_GOAL_
All the data should be repeated exactly. Any image in it is left out.

_THE DATA_
○ ○ ○
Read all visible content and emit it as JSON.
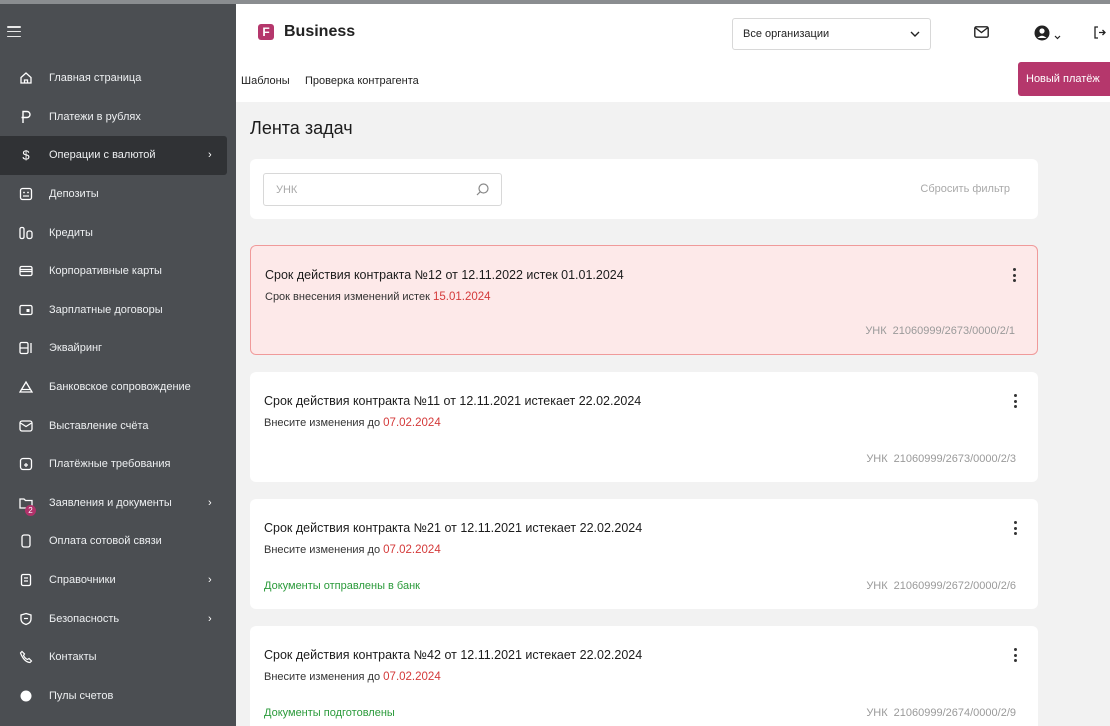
{
  "sidebar": {
    "items": [
      {
        "label": "Главная страница",
        "icon": "home-icon",
        "chevron": ""
      },
      {
        "label": "Платежи в рублях",
        "icon": "ruble-icon",
        "chevron": ""
      },
      {
        "label": "Операции с валютой",
        "icon": "dollar-icon",
        "chevron": "›"
      },
      {
        "label": "Депозиты",
        "icon": "deposit-icon",
        "chevron": ""
      },
      {
        "label": "Кредиты",
        "icon": "credit-icon",
        "chevron": ""
      },
      {
        "label": "Корпоративные карты",
        "icon": "card-icon",
        "chevron": ""
      },
      {
        "label": "Зарплатные договоры",
        "icon": "salary-icon",
        "chevron": ""
      },
      {
        "label": "Эквайринг",
        "icon": "acquiring-icon",
        "chevron": ""
      },
      {
        "label": "Банковское сопровождение",
        "icon": "bank-support-icon",
        "chevron": ""
      },
      {
        "label": "Выставление счёта",
        "icon": "invoice-icon",
        "chevron": ""
      },
      {
        "label": "Платёжные требования",
        "icon": "payment-request-icon",
        "chevron": ""
      },
      {
        "label": "Заявления и документы",
        "icon": "folder-icon",
        "chevron": "›",
        "badge": "2"
      },
      {
        "label": "Оплата сотовой связи",
        "icon": "phone-icon",
        "chevron": ""
      },
      {
        "label": "Справочники",
        "icon": "directory-icon",
        "chevron": "›"
      },
      {
        "label": "Безопасность",
        "icon": "shield-icon",
        "chevron": "›"
      },
      {
        "label": "Контакты",
        "icon": "contact-phone-icon",
        "chevron": ""
      },
      {
        "label": "Пулы счетов",
        "icon": "circle-icon",
        "chevron": ""
      }
    ]
  },
  "header": {
    "logo_letter": "F",
    "logo_text": "Business",
    "org_select": "Все организации"
  },
  "subnav": {
    "templates": "Шаблоны",
    "check_counterparty": "Проверка контрагента",
    "new_payment": "Новый платёж"
  },
  "main": {
    "title": "Лента задач",
    "search_placeholder": "УНК",
    "reset_filter": "Сбросить фильтр"
  },
  "tasks": [
    {
      "title": "Срок действия контракта №12 от 12.11.2022 истек 01.01.2024",
      "sub_text": "Срок внесения изменений истек",
      "date": "15.01.2024",
      "status": "",
      "unk_label": "УНК",
      "unk": "21060999/2673/0000/2/1"
    },
    {
      "title": "Срок действия контракта №11 от 12.11.2021 истекает 22.02.2024",
      "sub_text": "Внесите изменения до",
      "date": "07.02.2024",
      "status": "",
      "unk_label": "УНК",
      "unk": "21060999/2673/0000/2/3"
    },
    {
      "title": "Срок действия контракта №21 от 12.11.2021 истекает 22.02.2024",
      "sub_text": "Внесите изменения до",
      "date": "07.02.2024",
      "status": "Документы отправлены в банк",
      "unk_label": "УНК",
      "unk": "21060999/2672/0000/2/6"
    },
    {
      "title": "Срок действия контракта №42 от 12.11.2021 истекает 22.02.2024",
      "sub_text": "Внесите изменения до",
      "date": "07.02.2024",
      "status": "Документы подготовлены",
      "unk_label": "УНК",
      "unk": "21060999/2674/0000/2/9"
    }
  ],
  "colors": {
    "brand": "#b5376c",
    "sidebar_bg": "#4b4e52",
    "alert_bg": "#fde9e9",
    "alert_border": "#f09a9a",
    "date_red": "#d43a3a",
    "status_green": "#2a9a3a"
  }
}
○ ○ ○
_EXERCISE ANSWER_
Read all visible content and emit it as JSON.
{
  "sidebar": {
    "items": [
      {
        "label": "Главная страница",
        "icon": "home-icon",
        "chevron": ""
      },
      {
        "label": "Платежи в рублях",
        "icon": "ruble-icon",
        "chevron": ""
      },
      {
        "label": "Операции с валютой",
        "icon": "dollar-icon",
        "chevron": "›"
      },
      {
        "label": "Депозиты",
        "icon": "deposit-icon",
        "chevron": ""
      },
      {
        "label": "Кредиты",
        "icon": "credit-icon",
        "chevron": ""
      },
      {
        "label": "Корпоративные карты",
        "icon": "card-icon",
        "chevron": ""
      },
      {
        "label": "Зарплатные договоры",
        "icon": "salary-icon",
        "chevron": ""
      },
      {
        "label": "Эквайринг",
        "icon": "acquiring-icon",
        "chevron": ""
      },
      {
        "label": "Банковское сопровождение",
        "icon": "bank-support-icon",
        "chevron": ""
      },
      {
        "label": "Выставление счёта",
        "icon": "invoice-icon",
        "chevron": ""
      },
      {
        "label": "Платёжные требования",
        "icon": "payment-request-icon",
        "chevron": ""
      },
      {
        "label": "Заявления и документы",
        "icon": "folder-icon",
        "chevron": "›",
        "badge": "2"
      },
      {
        "label": "Оплата сотовой связи",
        "icon": "phone-icon",
        "chevron": ""
      },
      {
        "label": "Справочники",
        "icon": "directory-icon",
        "chevron": "›"
      },
      {
        "label": "Безопасность",
        "icon": "shield-icon",
        "chevron": "›"
      },
      {
        "label": "Контакты",
        "icon": "contact-phone-icon",
        "chevron": ""
      },
      {
        "label": "Пулы счетов",
        "icon": "circle-icon",
        "chevron": ""
      }
    ]
  },
  "header": {
    "logo_letter": "F",
    "logo_text": "Business",
    "org_select": "Все организации"
  },
  "subnav": {
    "templates": "Шаблоны",
    "check_counterparty": "Проверка контрагента",
    "new_payment": "Новый платёж"
  },
  "main": {
    "title": "Лента задач",
    "search_placeholder": "УНК",
    "reset_filter": "Сбросить фильтр"
  },
  "tasks": [
    {
      "title": "Срок действия контракта №12 от 12.11.2022 истек 01.01.2024",
      "sub_text": "Срок внесения изменений истек",
      "date": "15.01.2024",
      "status": "",
      "unk_label": "УНК",
      "unk": "21060999/2673/0000/2/1"
    },
    {
      "title": "Срок действия контракта №11 от 12.11.2021 истекает 22.02.2024",
      "sub_text": "Внесите изменения до",
      "date": "07.02.2024",
      "status": "",
      "unk_label": "УНК",
      "unk": "21060999/2673/0000/2/3"
    },
    {
      "title": "Срок действия контракта №21 от 12.11.2021 истекает 22.02.2024",
      "sub_text": "Внесите изменения до",
      "date": "07.02.2024",
      "status": "Документы отправлены в банк",
      "unk_label": "УНК",
      "unk": "21060999/2672/0000/2/6"
    },
    {
      "title": "Срок действия контракта №42 от 12.11.2021 истекает 22.02.2024",
      "sub_text": "Внесите изменения до",
      "date": "07.02.2024",
      "status": "Документы подготовлены",
      "unk_label": "УНК",
      "unk": "21060999/2674/0000/2/9"
    }
  ],
  "colors": {
    "brand": "#b5376c",
    "sidebar_bg": "#4b4e52",
    "alert_bg": "#fde9e9",
    "alert_border": "#f09a9a",
    "date_red": "#d43a3a",
    "status_green": "#2a9a3a"
  }
}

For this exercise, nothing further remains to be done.